Records
---*---

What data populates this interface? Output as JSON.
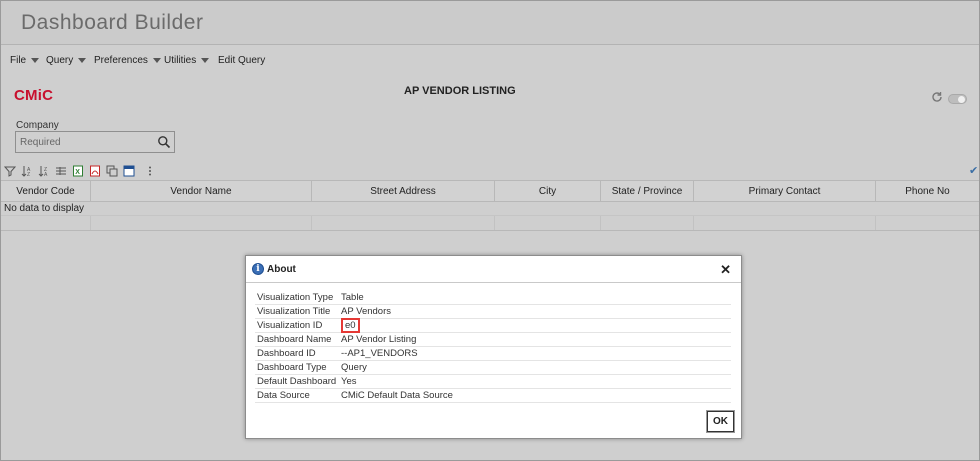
{
  "app": {
    "title": "Dashboard Builder"
  },
  "menu": [
    {
      "label": "File"
    },
    {
      "label": "Query"
    },
    {
      "label": "Preferences"
    },
    {
      "label": "Utilities"
    },
    {
      "label": "Edit Query"
    }
  ],
  "header": {
    "logo": "CMiC",
    "listing_title": "AP VENDOR LISTING"
  },
  "filter": {
    "company_label": "Company",
    "company_placeholder": "Required"
  },
  "grid": {
    "columns": [
      "Vendor Code",
      "Vendor Name",
      "Street Address",
      "City",
      "State / Province",
      "Primary Contact",
      "Phone No"
    ],
    "empty_text": "No data to display"
  },
  "dialog": {
    "title": "About",
    "rows": [
      {
        "label": "Visualization Type",
        "value": "Table"
      },
      {
        "label": "Visualization Title",
        "value": "AP Vendors"
      },
      {
        "label": "Visualization ID",
        "value": "e0"
      },
      {
        "label": "Dashboard Name",
        "value": "AP Vendor Listing"
      },
      {
        "label": "Dashboard ID",
        "value": "--AP1_VENDORS"
      },
      {
        "label": "Dashboard Type",
        "value": "Query"
      },
      {
        "label": "Default Dashboard",
        "value": "Yes"
      },
      {
        "label": "Data Source",
        "value": "CMiC Default Data Source"
      }
    ],
    "ok_label": "OK",
    "highlight_color": "#e53935"
  },
  "colors": {
    "brand": "#c8102e",
    "info": "#3b6fb6"
  }
}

---*---

Prompt:
Strip the images and reproduce the remaining records precisely.

Answer to the exercise:
What data populates this interface? Output as JSON.
{
  "app": {
    "title": "Dashboard Builder"
  },
  "menu": [
    {
      "label": "File"
    },
    {
      "label": "Query"
    },
    {
      "label": "Preferences"
    },
    {
      "label": "Utilities"
    },
    {
      "label": "Edit Query"
    }
  ],
  "header": {
    "logo": "CMiC",
    "listing_title": "AP VENDOR LISTING"
  },
  "filter": {
    "company_label": "Company",
    "company_placeholder": "Required"
  },
  "grid": {
    "columns": [
      "Vendor Code",
      "Vendor Name",
      "Street Address",
      "City",
      "State / Province",
      "Primary Contact",
      "Phone No"
    ],
    "empty_text": "No data to display"
  },
  "dialog": {
    "title": "About",
    "rows": [
      {
        "label": "Visualization Type",
        "value": "Table"
      },
      {
        "label": "Visualization Title",
        "value": "AP Vendors"
      },
      {
        "label": "Visualization ID",
        "value": "e0"
      },
      {
        "label": "Dashboard Name",
        "value": "AP Vendor Listing"
      },
      {
        "label": "Dashboard ID",
        "value": "--AP1_VENDORS"
      },
      {
        "label": "Dashboard Type",
        "value": "Query"
      },
      {
        "label": "Default Dashboard",
        "value": "Yes"
      },
      {
        "label": "Data Source",
        "value": "CMiC Default Data Source"
      }
    ],
    "ok_label": "OK",
    "highlight_color": "#e53935"
  },
  "colors": {
    "brand": "#c8102e",
    "info": "#3b6fb6"
  }
}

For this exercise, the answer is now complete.